### Given request
Present the data below as a Markdown table with the columns Row and Data line, one row for each line, skipping any blank lines.
-- Provided records start --
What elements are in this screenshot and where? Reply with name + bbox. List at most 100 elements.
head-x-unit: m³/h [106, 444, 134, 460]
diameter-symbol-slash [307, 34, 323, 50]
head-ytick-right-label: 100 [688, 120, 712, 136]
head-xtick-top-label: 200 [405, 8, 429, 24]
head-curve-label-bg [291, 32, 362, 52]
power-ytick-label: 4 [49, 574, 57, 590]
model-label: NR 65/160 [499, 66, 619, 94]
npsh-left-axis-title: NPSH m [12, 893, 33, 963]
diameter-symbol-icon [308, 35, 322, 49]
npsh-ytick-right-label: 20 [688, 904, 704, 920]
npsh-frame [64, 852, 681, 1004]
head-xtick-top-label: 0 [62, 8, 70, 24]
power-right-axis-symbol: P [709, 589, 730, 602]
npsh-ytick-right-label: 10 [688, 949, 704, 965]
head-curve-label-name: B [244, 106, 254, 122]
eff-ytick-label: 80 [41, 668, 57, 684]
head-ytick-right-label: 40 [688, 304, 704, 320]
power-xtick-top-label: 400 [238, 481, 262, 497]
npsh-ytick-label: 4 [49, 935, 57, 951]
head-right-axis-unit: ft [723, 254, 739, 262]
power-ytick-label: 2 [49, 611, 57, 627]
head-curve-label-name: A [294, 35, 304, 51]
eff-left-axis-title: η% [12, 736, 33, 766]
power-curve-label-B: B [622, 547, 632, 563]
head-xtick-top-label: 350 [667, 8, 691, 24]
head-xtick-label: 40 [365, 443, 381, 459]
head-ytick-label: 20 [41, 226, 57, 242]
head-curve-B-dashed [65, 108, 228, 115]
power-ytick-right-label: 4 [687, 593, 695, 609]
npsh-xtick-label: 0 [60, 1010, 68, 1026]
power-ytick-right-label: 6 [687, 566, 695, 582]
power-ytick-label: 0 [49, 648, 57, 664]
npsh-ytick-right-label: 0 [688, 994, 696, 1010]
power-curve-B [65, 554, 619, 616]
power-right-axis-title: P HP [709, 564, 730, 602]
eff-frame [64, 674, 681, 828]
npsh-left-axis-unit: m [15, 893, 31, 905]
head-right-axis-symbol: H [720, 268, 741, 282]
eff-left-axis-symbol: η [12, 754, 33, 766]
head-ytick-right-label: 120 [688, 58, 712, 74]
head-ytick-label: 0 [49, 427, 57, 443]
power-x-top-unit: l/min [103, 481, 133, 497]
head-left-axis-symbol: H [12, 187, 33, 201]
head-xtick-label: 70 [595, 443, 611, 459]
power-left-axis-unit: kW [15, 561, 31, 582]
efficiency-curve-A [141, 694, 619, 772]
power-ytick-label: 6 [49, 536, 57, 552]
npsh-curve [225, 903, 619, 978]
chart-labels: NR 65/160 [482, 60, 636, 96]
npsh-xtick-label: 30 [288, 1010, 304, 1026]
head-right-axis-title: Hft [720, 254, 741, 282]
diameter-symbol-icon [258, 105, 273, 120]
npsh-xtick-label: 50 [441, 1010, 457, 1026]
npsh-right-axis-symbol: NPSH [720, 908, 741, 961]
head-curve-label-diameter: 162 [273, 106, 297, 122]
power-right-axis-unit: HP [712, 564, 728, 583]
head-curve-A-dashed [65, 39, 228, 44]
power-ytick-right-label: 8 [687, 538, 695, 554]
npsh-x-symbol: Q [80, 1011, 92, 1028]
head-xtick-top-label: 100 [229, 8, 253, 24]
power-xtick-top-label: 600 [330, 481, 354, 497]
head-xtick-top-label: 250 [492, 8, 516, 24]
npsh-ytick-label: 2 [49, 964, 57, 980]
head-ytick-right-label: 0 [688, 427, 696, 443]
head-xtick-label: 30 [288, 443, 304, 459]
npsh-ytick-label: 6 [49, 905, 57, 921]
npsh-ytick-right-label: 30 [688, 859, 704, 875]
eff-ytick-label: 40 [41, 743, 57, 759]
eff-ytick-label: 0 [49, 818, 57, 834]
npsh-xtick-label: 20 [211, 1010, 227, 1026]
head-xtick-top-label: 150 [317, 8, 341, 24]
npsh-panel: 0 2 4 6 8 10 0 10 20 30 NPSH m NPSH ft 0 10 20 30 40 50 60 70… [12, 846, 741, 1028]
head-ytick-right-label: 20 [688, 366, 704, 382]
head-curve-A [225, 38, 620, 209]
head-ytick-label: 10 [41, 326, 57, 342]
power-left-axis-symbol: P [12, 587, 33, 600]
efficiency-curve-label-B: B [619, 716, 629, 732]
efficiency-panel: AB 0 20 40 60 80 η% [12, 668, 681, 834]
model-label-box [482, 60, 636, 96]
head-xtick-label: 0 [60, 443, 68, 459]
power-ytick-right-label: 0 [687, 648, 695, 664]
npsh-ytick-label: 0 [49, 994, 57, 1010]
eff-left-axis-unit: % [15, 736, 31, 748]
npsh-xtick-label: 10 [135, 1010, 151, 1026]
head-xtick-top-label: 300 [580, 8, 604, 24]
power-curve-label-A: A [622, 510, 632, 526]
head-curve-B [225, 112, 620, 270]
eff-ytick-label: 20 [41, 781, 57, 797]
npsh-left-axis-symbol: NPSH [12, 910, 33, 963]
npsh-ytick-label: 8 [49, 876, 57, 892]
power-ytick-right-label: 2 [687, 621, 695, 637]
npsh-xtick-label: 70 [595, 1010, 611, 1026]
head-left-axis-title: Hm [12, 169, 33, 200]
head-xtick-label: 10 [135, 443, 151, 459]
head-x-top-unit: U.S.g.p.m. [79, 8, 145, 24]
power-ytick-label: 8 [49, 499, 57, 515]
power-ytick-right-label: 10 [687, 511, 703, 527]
-- Provided records end --
### Full solution
| Row | Data line |
|---|---|
| 1 | What elements are in this screenshot and where? Reply with name + bbox. List at most 100 elements. |
| 2 | head-x-unit: m³/h [106, 444, 134, 460] |
| 3 | diameter-symbol-slash [307, 34, 323, 50] |
| 4 | head-ytick-right-label: 100 [688, 120, 712, 136] |
| 5 | head-xtick-top-label: 200 [405, 8, 429, 24] |
| 6 | head-curve-label-bg [291, 32, 362, 52] |
| 7 | power-ytick-label: 4 [49, 574, 57, 590] |
| 8 | model-label: NR 65/160 [499, 66, 619, 94] |
| 9 | npsh-left-axis-title: NPSH m [12, 893, 33, 963] |
| 10 | diameter-symbol-icon [308, 35, 322, 49] |
| 11 | npsh-ytick-right-label: 20 [688, 904, 704, 920] |
| 12 | npsh-frame [64, 852, 681, 1004] |
| 13 | head-xtick-top-label: 0 [62, 8, 70, 24] |
| 14 | power-right-axis-symbol: P [709, 589, 730, 602] |
| 15 | npsh-ytick-right-label: 10 [688, 949, 704, 965] |
| 16 | head-curve-label-name: B [244, 106, 254, 122] |
| 17 | eff-ytick-label: 80 [41, 668, 57, 684] |
| 18 | head-ytick-right-label: 40 [688, 304, 704, 320] |
| 19 | power-xtick-top-label: 400 [238, 481, 262, 497] |
| 20 | npsh-ytick-label: 4 [49, 935, 57, 951] |
| 21 | head-right-axis-unit: ft [723, 254, 739, 262] |
| 22 | power-ytick-label: 2 [49, 611, 57, 627] |
| 23 | head-curve-label-name: A [294, 35, 304, 51] |
| 24 | eff-left-axis-title: η% [12, 736, 33, 766] |
| 25 | power-curve-label-B: B [622, 547, 632, 563] |
| 26 | head-xtick-top-label: 350 [667, 8, 691, 24] |
| 27 | head-xtick-label: 40 [365, 443, 381, 459] |
| 28 | head-ytick-label: 20 [41, 226, 57, 242] |
| 29 | head-curve-B-dashed [65, 108, 228, 115] |
| 30 | power-ytick-right-label: 4 [687, 593, 695, 609] |
| 31 | npsh-xtick-label: 0 [60, 1010, 68, 1026] |
| 32 | power-ytick-right-label: 6 [687, 566, 695, 582] |
| 33 | power-ytick-label: 0 [49, 648, 57, 664] |
| 34 | npsh-ytick-right-label: 0 [688, 994, 696, 1010] |
| 35 | power-curve-B [65, 554, 619, 616] |
| 36 | power-right-axis-title: P HP [709, 564, 730, 602] |
| 37 | eff-frame [64, 674, 681, 828] |
| 38 | npsh-left-axis-unit: m [15, 893, 31, 905] |
| 39 | head-right-axis-symbol: H [720, 268, 741, 282] |
| 40 | eff-left-axis-symbol: η [12, 754, 33, 766] |
| 41 | head-ytick-right-label: 120 [688, 58, 712, 74] |
| 42 | head-ytick-label: 0 [49, 427, 57, 443] |
| 43 | power-x-top-unit: l/min [103, 481, 133, 497] |
| 44 | head-left-axis-symbol: H [12, 187, 33, 201] |
| 45 | head-xtick-label: 70 [595, 443, 611, 459] |
| 46 | power-left-axis-unit: kW [15, 561, 31, 582] |
| 47 | efficiency-curve-A [141, 694, 619, 772] |
| 48 | power-ytick-label: 6 [49, 536, 57, 552] |
| 49 | npsh-curve [225, 903, 619, 978] |
| 50 | chart-labels: NR 65/160 [482, 60, 636, 96] |
| 51 | npsh-xtick-label: 30 [288, 1010, 304, 1026] |
| 52 | head-right-axis-title: Hft [720, 254, 741, 282] |
| 53 | diameter-symbol-icon [258, 105, 273, 120] |
| 54 | npsh-xtick-label: 50 [441, 1010, 457, 1026] |
| 55 | npsh-right-axis-symbol: NPSH [720, 908, 741, 961] |
| 56 | head-curve-label-diameter: 162 [273, 106, 297, 122] |
| 57 | power-right-axis-unit: HP [712, 564, 728, 583] |
| 58 | head-curve-A-dashed [65, 39, 228, 44] |
| 59 | power-ytick-right-label: 8 [687, 538, 695, 554] |
| 60 | npsh-x-symbol: Q [80, 1011, 92, 1028] |
| 61 | head-xtick-top-label: 100 [229, 8, 253, 24] |
| 62 | power-xtick-top-label: 600 [330, 481, 354, 497] |
| 63 | head-xtick-top-label: 250 [492, 8, 516, 24] |
| 64 | npsh-ytick-label: 2 [49, 964, 57, 980] |
| 65 | head-ytick-right-label: 0 [688, 427, 696, 443] |
| 66 | head-xtick-label: 30 [288, 443, 304, 459] |
| 67 | npsh-ytick-label: 6 [49, 905, 57, 921] |
| 68 | npsh-ytick-right-label: 30 [688, 859, 704, 875] |
| 69 | eff-ytick-label: 40 [41, 743, 57, 759] |
| 70 | eff-ytick-label: 0 [49, 818, 57, 834] |
| 71 | npsh-xtick-label: 20 [211, 1010, 227, 1026] |
| 72 | head-xtick-top-label: 150 [317, 8, 341, 24] |
| 73 | npsh-panel: 0 2 4 6 8 10 0 10 20 30 NPSH m NPSH ft 0 10 20 30 40 50 60 70… [12, 846, 741, 1028] |
| 74 | head-ytick-right-label: 20 [688, 366, 704, 382] |
| 75 | head-curve-A [225, 38, 620, 209] |
| 76 | head-ytick-label: 10 [41, 326, 57, 342] |
| 77 | power-left-axis-symbol: P [12, 587, 33, 600] |
| 78 | efficiency-curve-label-B: B [619, 716, 629, 732] |
| 79 | efficiency-panel: AB 0 20 40 60 80 η% [12, 668, 681, 834] |
| 80 | model-label-box [482, 60, 636, 96] |
| 81 | head-xtick-label: 0 [60, 443, 68, 459] |
| 82 | power-ytick-right-label: 0 [687, 648, 695, 664] |
| 83 | npsh-ytick-label: 0 [49, 994, 57, 1010] |
| 84 | eff-left-axis-unit: % [15, 736, 31, 748] |
| 85 | npsh-xtick-label: 10 [135, 1010, 151, 1026] |
| 86 | head-xtick-top-label: 300 [580, 8, 604, 24] |
| 87 | power-curve-label-A: A [622, 510, 632, 526] |
| 88 | head-curve-B [225, 112, 620, 270] |
| 89 | eff-ytick-label: 20 [41, 781, 57, 797] |
| 90 | npsh-left-axis-symbol: NPSH [12, 910, 33, 963] |
| 91 | npsh-ytick-label: 8 [49, 876, 57, 892] |
| 92 | power-ytick-right-label: 2 [687, 621, 695, 637] |
| 93 | npsh-xtick-label: 70 [595, 1010, 611, 1026] |
| 94 | head-left-axis-title: Hm [12, 169, 33, 200] |
| 95 | head-xtick-label: 10 [135, 443, 151, 459] |
| 96 | head-x-top-unit: U.S.g.p.m. [79, 8, 145, 24] |
| 97 | power-ytick-label: 8 [49, 499, 57, 515] |
| 98 | power-ytick-right-label: 10 [687, 511, 703, 527] |